Written task: Restate each of the lines below word for word and drop every picture.

Data entries:
== == ==
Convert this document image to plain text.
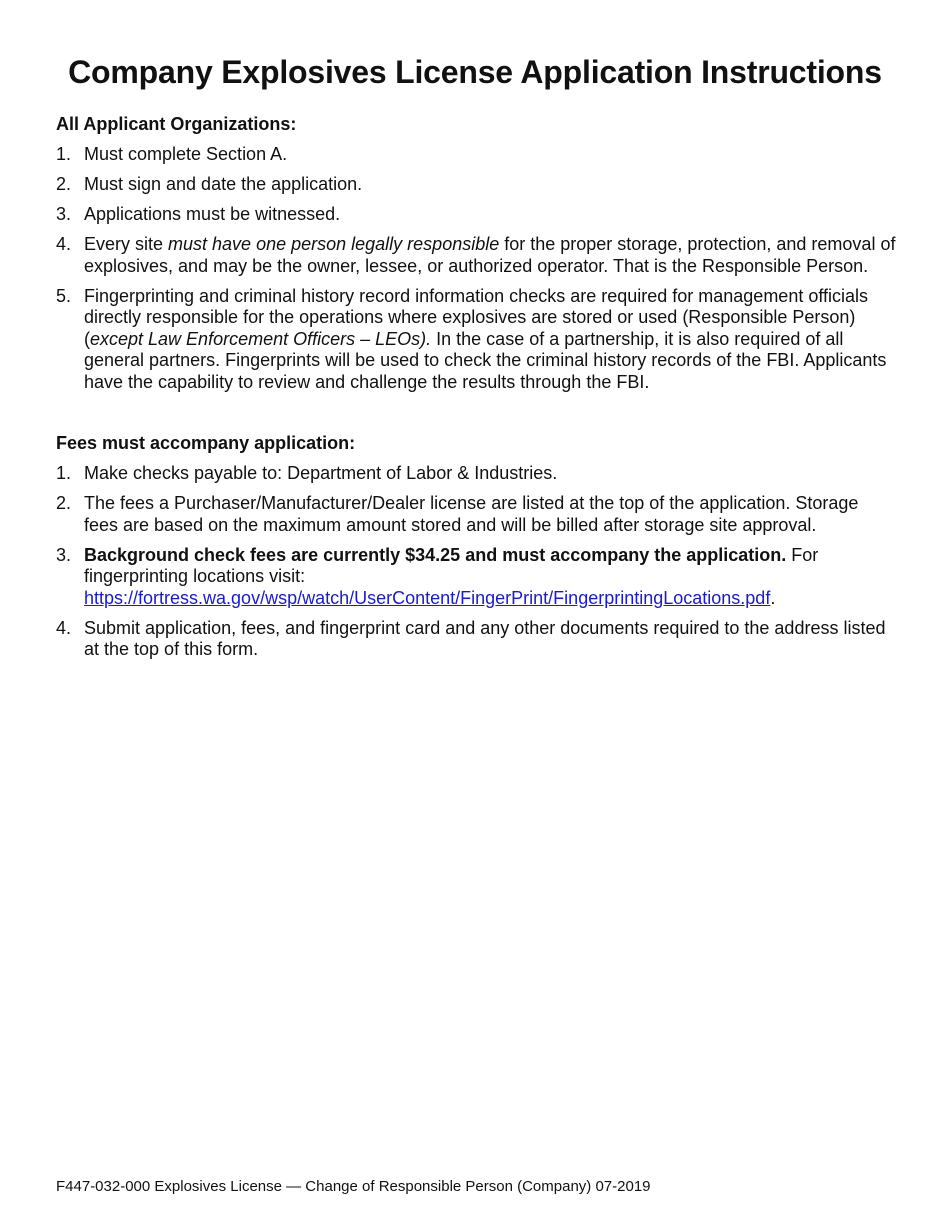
Company Explosives License Application Instructions
All Applicant Organizations:
1. Must complete Section A.
2. Must sign and date the application.
3. Applications must be witnessed.
4. Every site must have one person legally responsible for the proper storage, protection, and removal of explosives, and may be the owner, lessee, or authorized operator. That is the Responsible Person.
5. Fingerprinting and criminal history record information checks are required for management officials directly responsible for the operations where explosives are stored or used (Responsible Person) (except Law Enforcement Officers – LEOs). In the case of a partnership, it is also required of all general partners. Fingerprints will be used to check the criminal history records of the FBI. Applicants have the capability to review and challenge the results through the FBI.
Fees must accompany application:
1. Make checks payable to: Department of Labor & Industries.
2. The fees a Purchaser/Manufacturer/Dealer license are listed at the top of the application. Storage fees are based on the maximum amount stored and will be billed after storage site approval.
3. Background check fees are currently $34.25 and must accompany the application. For fingerprinting locations visit:
https://fortress.wa.gov/wsp/watch/UserContent/FingerPrint/FingerprintingLocations.pdf.
4. Submit application, fees, and fingerprint card and any other documents required to the address listed at the top of this form.
F447-032-000 Explosives License — Change of Responsible Person (Company) 07-2019
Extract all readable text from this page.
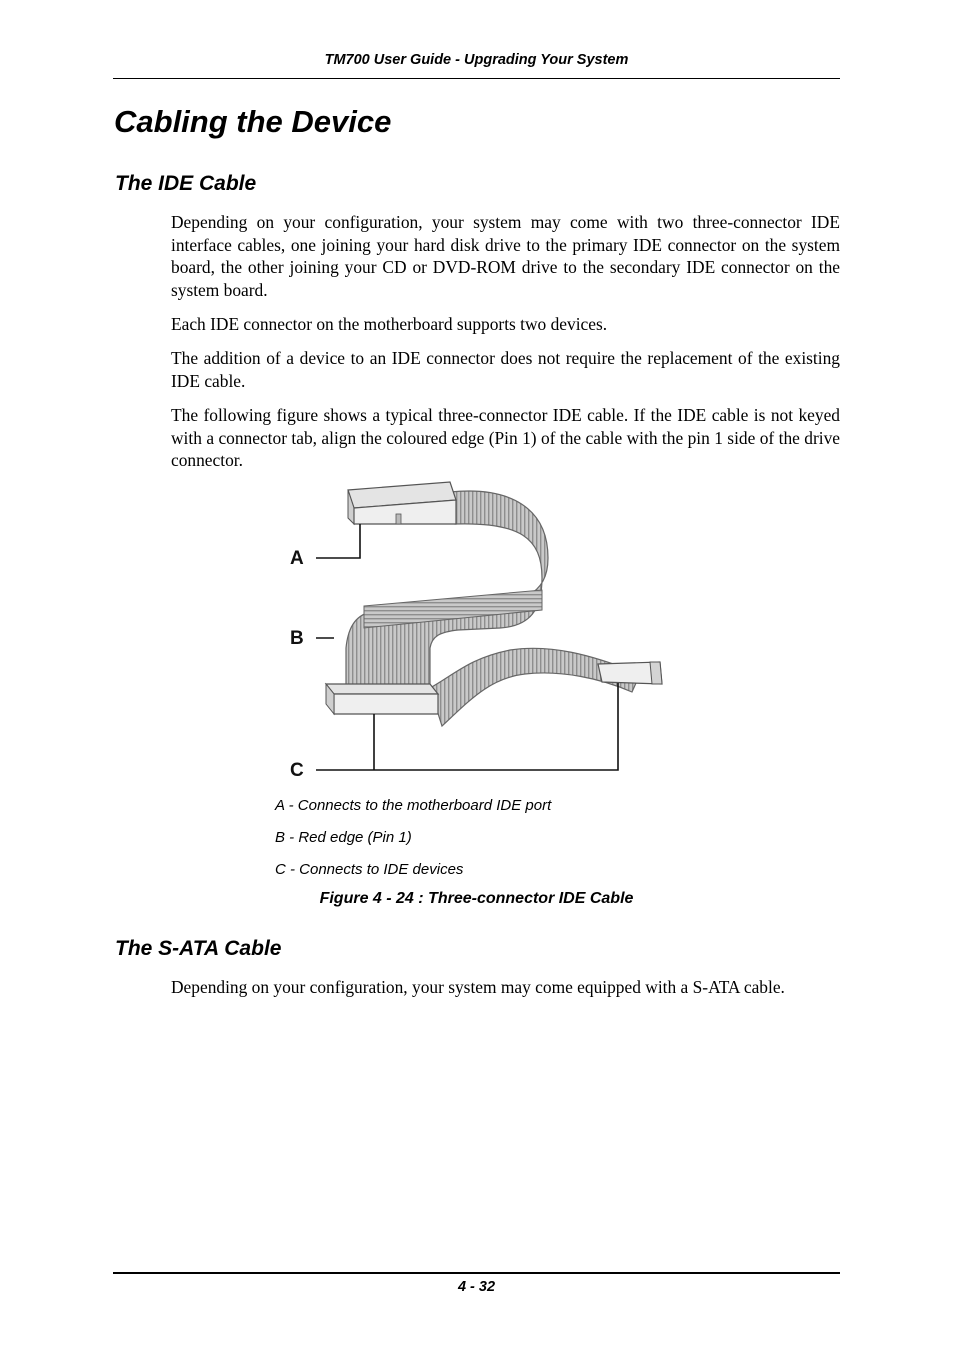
TM700 User Guide - Upgrading Your System
Cabling the Device
The IDE Cable

Depending on your configuration, your system may come with two three-connector IDE interface cables, one joining your hard disk drive to the primary IDE connector on the system board, the other joining your CD or DVD-ROM drive to the secondary IDE connector on the system board.

Each IDE connector on the motherboard supports two devices.

The addition of a device to an IDE connector does not require the replacement of the existing IDE cable.

The following figure shows a typical three-connector IDE cable. If the IDE cable is not keyed with a connector tab, align the coloured edge (Pin 1) of the cable with the pin 1 side of the drive connector.

A
B
C

A - Connects to the motherboard IDE port

B - Red edge (Pin 1)

C - Connects to IDE devices

Figure 4 - 24 : Three-connector IDE Cable

The S-ATA Cable

Depending on your configuration, your system may come equipped with a S-ATA cable.

4 - 32
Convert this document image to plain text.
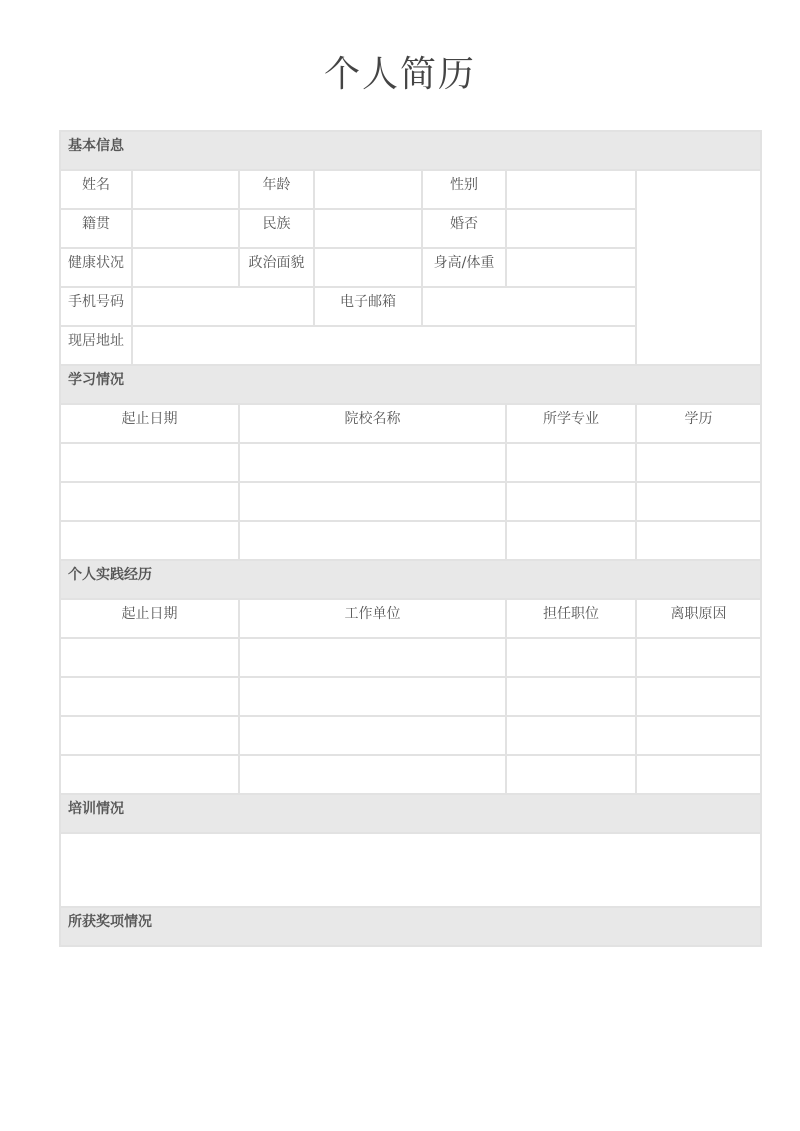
个人简历
基本信息						
姓名		年龄		性别		
籍贯		民族		婚否		
健康状况		政治面貌		身高/体重		
手机号码			电子邮箱			
现居地址						
学习情况						
起止日期		院校名称			所学专业	学历

个人实践经历						
起止日期		工作单位			担任职位	离职原因

培训情况						

所获奖项情况						
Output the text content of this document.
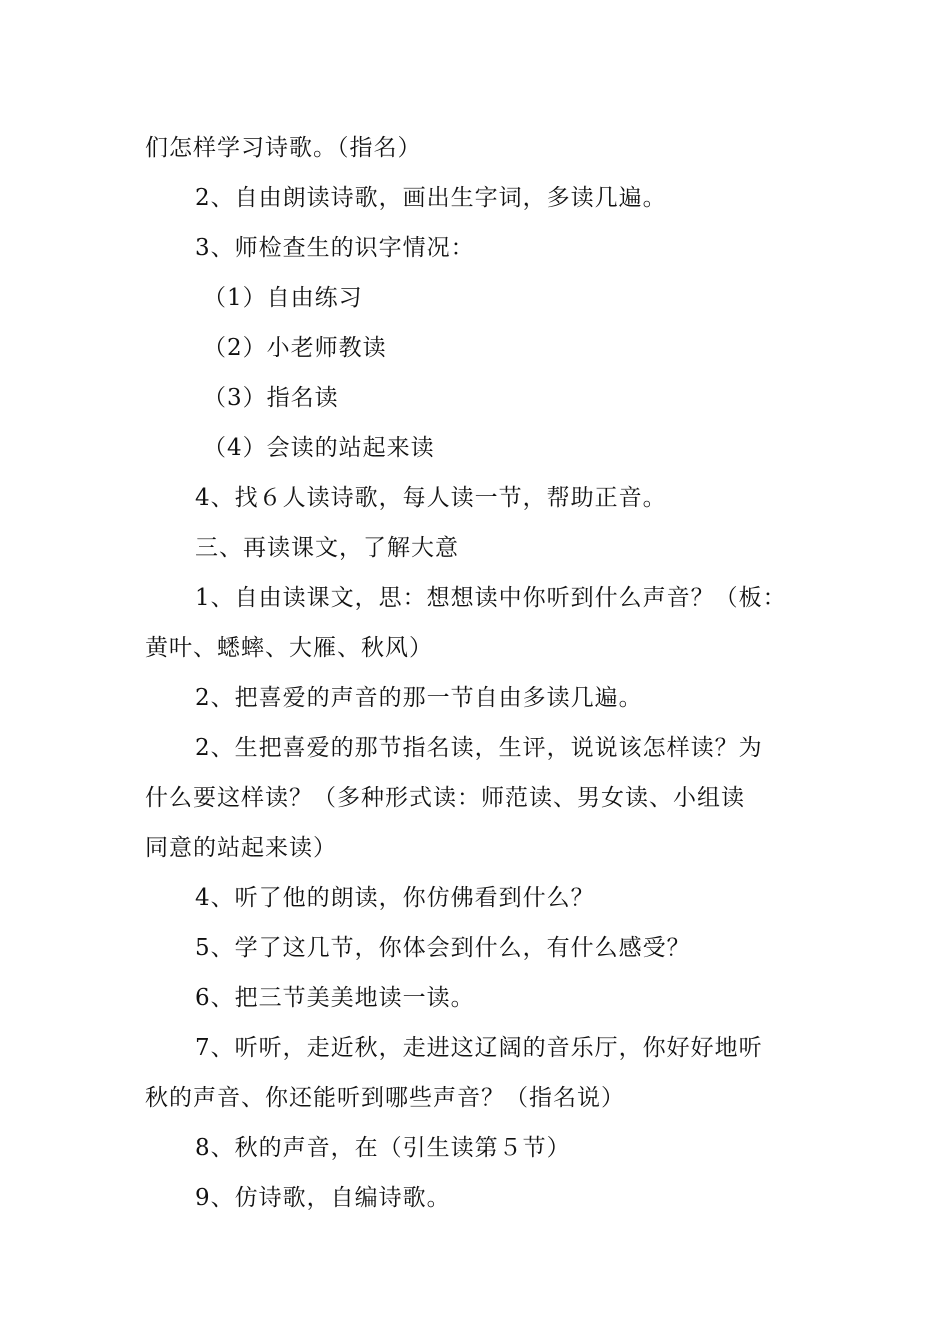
们怎样学习诗歌。（指名）
2、自由朗读诗歌，画出生字词，多读几遍。
3、师检查生的识字情况：
（1）自由练习
（2）小老师教读
（3）指名读
（4）会读的站起来读
4、找６人读诗歌，每人读一节，帮助正音。
三、再读课文，了解大意
1、自由读课文，思：想想读中你听到什么声音？（板：
黄叶、蟋蟀、大雁、秋风）
2、把喜爱的声音的那一节自由多读几遍。
2、生把喜爱的那节指名读，生评，说说该怎样读？为
什么要这样读？（多种形式读：师范读、男女读、小组读
同意的站起来读）
4、听了他的朗读，你仿佛看到什么？
5、学了这几节，你体会到什么，有什么感受？
6、把三节美美地读一读。
7、听听，走近秋，走进这辽阔的音乐厅，你好好地听
秋的声音、你还能听到哪些声音？（指名说）
8、秋的声音，在（引生读第５节）
9、仿诗歌，自编诗歌。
== == ==
Correct answer:
Convert this document image to plain text.
Company Explosives License Application Instructions
All Applicant Organizations:
1. Must complete Section A.
2. Must sign and date the application.
3. Applications must be witnessed.
4. Every site must have one person legally responsible for the proper storage, protection, and removal of explosives, and may be the owner, lessee, or authorized operator. That is the Responsible Person.
5. Fingerprinting and criminal history record information checks are required for management officials directly responsible for the operations where explosives are stored or used (Responsible Person) (except Law Enforcement Officers – LEOs). In the case of a partnership, it is also required of all general partners. Fingerprints will be used to check the criminal history records of the FBI. Applicants have the capability to review and challenge the results through the FBI.
Fees must accompany application:
1. Make checks payable to: Department of Labor & Industries.
2. The fees a Purchaser/Manufacturer/Dealer license are listed at the top of the application. Storage fees are based on the maximum amount stored and will be billed after storage site approval.
3. Background check fees are currently $34.25 and must accompany the application. For fingerprinting locations visit:
https://fortress.wa.gov/wsp/watch/UserContent/FingerPrint/FingerprintingLocations.pdf.
4. Submit application, fees, and fingerprint card and any other documents required to the address listed at the top of this form.
F447-032-000 Explosives License — Change of Responsible Person (Company) 07-2019
Extract all readable text from this page.
TM700 User Guide - Upgrading Your System
Cabling the Device
The IDE Cable

Depending on your configuration, your system may come with two three-connector IDE interface cables, one joining your hard disk drive to the primary IDE connector on the system board, the other joining your CD or DVD-ROM drive to the secondary IDE connector on the system board.

Each IDE connector on the motherboard supports two devices.

The addition of a device to an IDE connector does not require the replacement of the existing IDE cable.

The following figure shows a typical three-connector IDE cable. If the IDE cable is not keyed with a connector tab, align the coloured edge (Pin 1) of the cable with the pin 1 side of the drive connector.

A
B
C

A - Connects to the motherboard IDE port

B - Red edge (Pin 1)

C - Connects to IDE devices

Figure 4 - 24 : Three-connector IDE Cable

The S-ATA Cable

Depending on your configuration, your system may come equipped with a S-ATA cable.

4 - 32
Convert this document image to plain text.
个人简历
基本信息						
姓名		年龄		性别		
籍贯		民族		婚否		
健康状况		政治面貌		身高/体重		
手机号码			电子邮箱			
现居地址						
学习情况						
起止日期		院校名称			所学专业	学历

个人实践经历						
起止日期		工作单位			担任职位	离职原因

培训情况						

所获奖项情况						
Output the text content of this document.
们怎样学习诗歌。（指名）
2、自由朗读诗歌，画出生字词，多读几遍。
3、师检查生的识字情况：
（1）自由练习
（2）小老师教读
（3）指名读
（4）会读的站起来读
4、找６人读诗歌，每人读一节，帮助正音。
三、再读课文，了解大意
1、自由读课文，思：想想读中你听到什么声音？（板：
黄叶、蟋蟀、大雁、秋风）
2、把喜爱的声音的那一节自由多读几遍。
2、生把喜爱的那节指名读，生评，说说该怎样读？为
什么要这样读？（多种形式读：师范读、男女读、小组读
同意的站起来读）
4、听了他的朗读，你仿佛看到什么？
5、学了这几节，你体会到什么，有什么感受？
6、把三节美美地读一读。
7、听听，走近秋，走进这辽阔的音乐厅，你好好地听
秋的声音、你还能听到哪些声音？（指名说）
8、秋的声音，在（引生读第５节）
9、仿诗歌，自编诗歌。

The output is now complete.